━━ Record extracts

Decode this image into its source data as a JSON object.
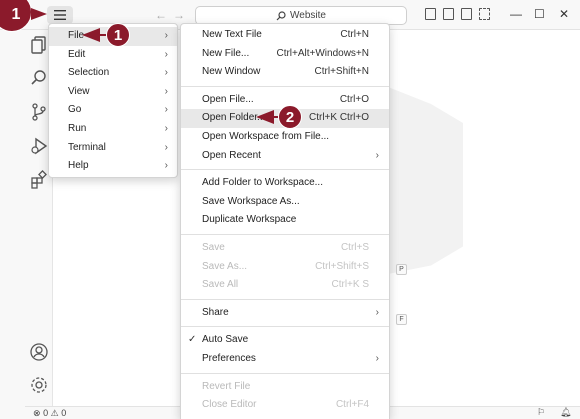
{
  "titlebar": {
    "search_text": "Website"
  },
  "main_menu": {
    "items": [
      {
        "label": "File"
      },
      {
        "label": "Edit"
      },
      {
        "label": "Selection"
      },
      {
        "label": "View"
      },
      {
        "label": "Go"
      },
      {
        "label": "Run"
      },
      {
        "label": "Terminal"
      },
      {
        "label": "Help"
      }
    ]
  },
  "file_menu": {
    "new_text_file": {
      "label": "New Text File",
      "shortcut": "Ctrl+N"
    },
    "new_file": {
      "label": "New File...",
      "shortcut": "Ctrl+Alt+Windows+N"
    },
    "new_window": {
      "label": "New Window",
      "shortcut": "Ctrl+Shift+N"
    },
    "open_file": {
      "label": "Open File...",
      "shortcut": "Ctrl+O"
    },
    "open_folder": {
      "label": "Open Folder...",
      "shortcut": "Ctrl+K Ctrl+O"
    },
    "open_workspace": {
      "label": "Open Workspace from File..."
    },
    "open_recent": {
      "label": "Open Recent"
    },
    "add_folder": {
      "label": "Add Folder to Workspace..."
    },
    "save_workspace_as": {
      "label": "Save Workspace As..."
    },
    "duplicate_workspace": {
      "label": "Duplicate Workspace"
    },
    "save": {
      "label": "Save",
      "shortcut": "Ctrl+S"
    },
    "save_as": {
      "label": "Save As...",
      "shortcut": "Ctrl+Shift+S"
    },
    "save_all": {
      "label": "Save All",
      "shortcut": "Ctrl+K S"
    },
    "share": {
      "label": "Share"
    },
    "auto_save": {
      "label": "Auto Save",
      "check": "✓"
    },
    "preferences": {
      "label": "Preferences"
    },
    "revert_file": {
      "label": "Revert File"
    },
    "close_editor": {
      "label": "Close Editor",
      "shortcut": "Ctrl+F4"
    }
  },
  "editor": {
    "hint_p": "P",
    "hint_f": "F"
  },
  "statusbar": {
    "errors": "0",
    "warnings": "0"
  },
  "callouts": {
    "step1": "1",
    "step1_menu": "1",
    "step2": "2"
  },
  "colors": {
    "callout": "#8b1a2b"
  }
}
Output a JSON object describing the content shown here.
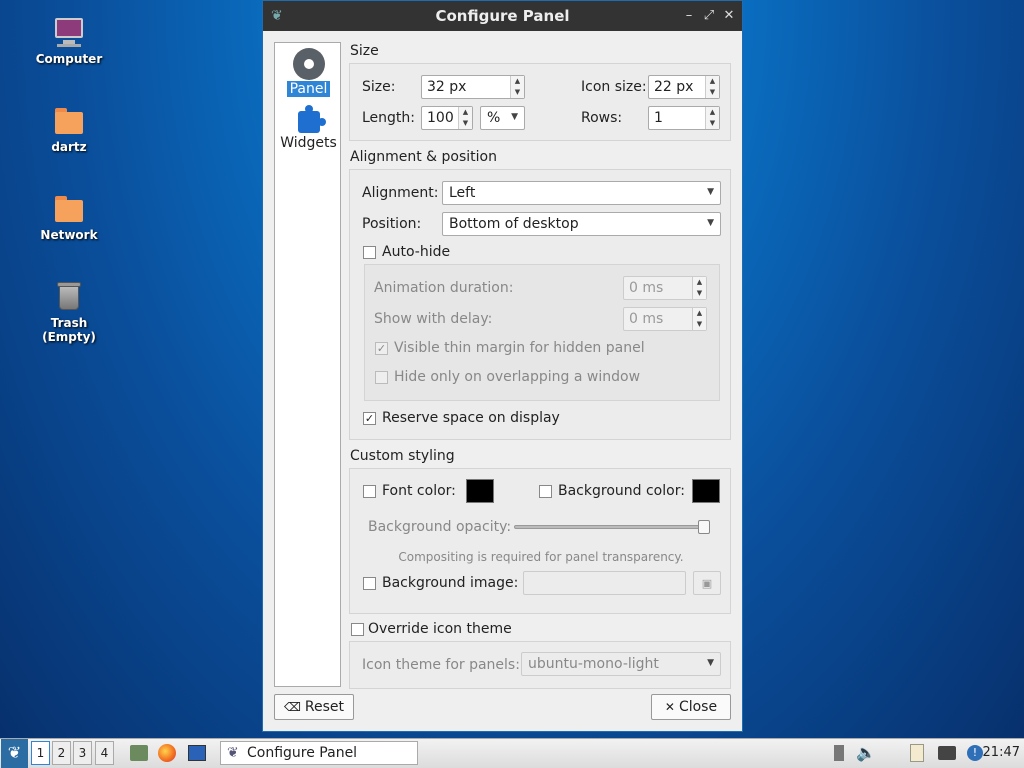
{
  "desktop": {
    "icons": [
      {
        "label": "Computer"
      },
      {
        "label": "dartz"
      },
      {
        "label": "Network"
      },
      {
        "label": "Trash (Empty)"
      }
    ]
  },
  "window": {
    "title": "Configure Panel",
    "sidebar": [
      {
        "label": "Panel",
        "selected": true
      },
      {
        "label": "Widgets"
      }
    ],
    "size": {
      "title": "Size",
      "size_label": "Size:",
      "size_value": "32 px",
      "icon_size_label": "Icon size:",
      "icon_size_value": "22 px",
      "length_label": "Length:",
      "length_value": "100",
      "length_unit": "%",
      "rows_label": "Rows:",
      "rows_value": "1"
    },
    "alignment": {
      "title": "Alignment & position",
      "alignment_label": "Alignment:",
      "alignment_value": "Left",
      "position_label": "Position:",
      "position_value": "Bottom of desktop",
      "autohide_label": "Auto-hide",
      "autohide_checked": false,
      "animation_label": "Animation duration:",
      "animation_value": "0 ms",
      "delay_label": "Show with delay:",
      "delay_value": "0 ms",
      "thin_margin_label": "Visible thin margin for hidden panel",
      "thin_margin_checked": true,
      "overlap_label": "Hide only on overlapping a window",
      "overlap_checked": false,
      "reserve_label": "Reserve space on display",
      "reserve_checked": true
    },
    "custom": {
      "title": "Custom styling",
      "font_color_label": "Font color:",
      "font_color": "#000000",
      "bg_color_label": "Background color:",
      "bg_color": "#000000",
      "opacity_label": "Background opacity:",
      "opacity_percent": 100,
      "compositing_note": "Compositing is required for panel transparency.",
      "bg_image_label": "Background image:",
      "bg_image_value": ""
    },
    "icon_theme": {
      "override_label": "Override icon theme",
      "theme_label": "Icon theme for panels:",
      "theme_value": "ubuntu-mono-light"
    },
    "buttons": {
      "reset": "Reset",
      "close": "Close"
    }
  },
  "taskbar": {
    "workspaces": [
      "1",
      "2",
      "3",
      "4"
    ],
    "active_workspace": "1",
    "task_label": "Configure Panel",
    "clock": "21:47"
  }
}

━━━━

### Exercise:
Print the records word for word and exclude any picture they hold.

### Task result:
Decode this image into its source data as a JSON object.
{
  "titlebar": {
    "search_text": "Website"
  },
  "main_menu": {
    "items": [
      {
        "label": "File"
      },
      {
        "label": "Edit"
      },
      {
        "label": "Selection"
      },
      {
        "label": "View"
      },
      {
        "label": "Go"
      },
      {
        "label": "Run"
      },
      {
        "label": "Terminal"
      },
      {
        "label": "Help"
      }
    ]
  },
  "file_menu": {
    "new_text_file": {
      "label": "New Text File",
      "shortcut": "Ctrl+N"
    },
    "new_file": {
      "label": "New File...",
      "shortcut": "Ctrl+Alt+Windows+N"
    },
    "new_window": {
      "label": "New Window",
      "shortcut": "Ctrl+Shift+N"
    },
    "open_file": {
      "label": "Open File...",
      "shortcut": "Ctrl+O"
    },
    "open_folder": {
      "label": "Open Folder...",
      "shortcut": "Ctrl+K Ctrl+O"
    },
    "open_workspace": {
      "label": "Open Workspace from File..."
    },
    "open_recent": {
      "label": "Open Recent"
    },
    "add_folder": {
      "label": "Add Folder to Workspace..."
    },
    "save_workspace_as": {
      "label": "Save Workspace As..."
    },
    "duplicate_workspace": {
      "label": "Duplicate Workspace"
    },
    "save": {
      "label": "Save",
      "shortcut": "Ctrl+S"
    },
    "save_as": {
      "label": "Save As...",
      "shortcut": "Ctrl+Shift+S"
    },
    "save_all": {
      "label": "Save All",
      "shortcut": "Ctrl+K S"
    },
    "share": {
      "label": "Share"
    },
    "auto_save": {
      "label": "Auto Save",
      "check": "✓"
    },
    "preferences": {
      "label": "Preferences"
    },
    "revert_file": {
      "label": "Revert File"
    },
    "close_editor": {
      "label": "Close Editor",
      "shortcut": "Ctrl+F4"
    }
  },
  "editor": {
    "hint_p": "P",
    "hint_f": "F"
  },
  "statusbar": {
    "errors": "0",
    "warnings": "0"
  },
  "callouts": {
    "step1": "1",
    "step1_menu": "1",
    "step2": "2"
  },
  "colors": {
    "callout": "#8b1a2b"
  }
}
Output a JSON object describing the content shown here.
{
  "desktop": {
    "icons": [
      {
        "label": "Computer"
      },
      {
        "label": "dartz"
      },
      {
        "label": "Network"
      },
      {
        "label": "Trash (Empty)"
      }
    ]
  },
  "window": {
    "title": "Configure Panel",
    "sidebar": [
      {
        "label": "Panel",
        "selected": true
      },
      {
        "label": "Widgets"
      }
    ],
    "size": {
      "title": "Size",
      "size_label": "Size:",
      "size_value": "32 px",
      "icon_size_label": "Icon size:",
      "icon_size_value": "22 px",
      "length_label": "Length:",
      "length_value": "100",
      "length_unit": "%",
      "rows_label": "Rows:",
      "rows_value": "1"
    },
    "alignment": {
      "title": "Alignment & position",
      "alignment_label": "Alignment:",
      "alignment_value": "Left",
      "position_label": "Position:",
      "position_value": "Bottom of desktop",
      "autohide_label": "Auto-hide",
      "autohide_checked": false,
      "animation_label": "Animation duration:",
      "animation_value": "0 ms",
      "delay_label": "Show with delay:",
      "delay_value": "0 ms",
      "thin_margin_label": "Visible thin margin for hidden panel",
      "thin_margin_checked": true,
      "overlap_label": "Hide only on overlapping a window",
      "overlap_checked": false,
      "reserve_label": "Reserve space on display",
      "reserve_checked": true
    },
    "custom": {
      "title": "Custom styling",
      "font_color_label": "Font color:",
      "font_color": "#000000",
      "bg_color_label": "Background color:",
      "bg_color": "#000000",
      "opacity_label": "Background opacity:",
      "opacity_percent": 100,
      "compositing_note": "Compositing is required for panel transparency.",
      "bg_image_label": "Background image:",
      "bg_image_value": ""
    },
    "icon_theme": {
      "override_label": "Override icon theme",
      "theme_label": "Icon theme for panels:",
      "theme_value": "ubuntu-mono-light"
    },
    "buttons": {
      "reset": "Reset",
      "close": "Close"
    }
  },
  "taskbar": {
    "workspaces": [
      "1",
      "2",
      "3",
      "4"
    ],
    "active_workspace": "1",
    "task_label": "Configure Panel",
    "clock": "21:47"
  }
}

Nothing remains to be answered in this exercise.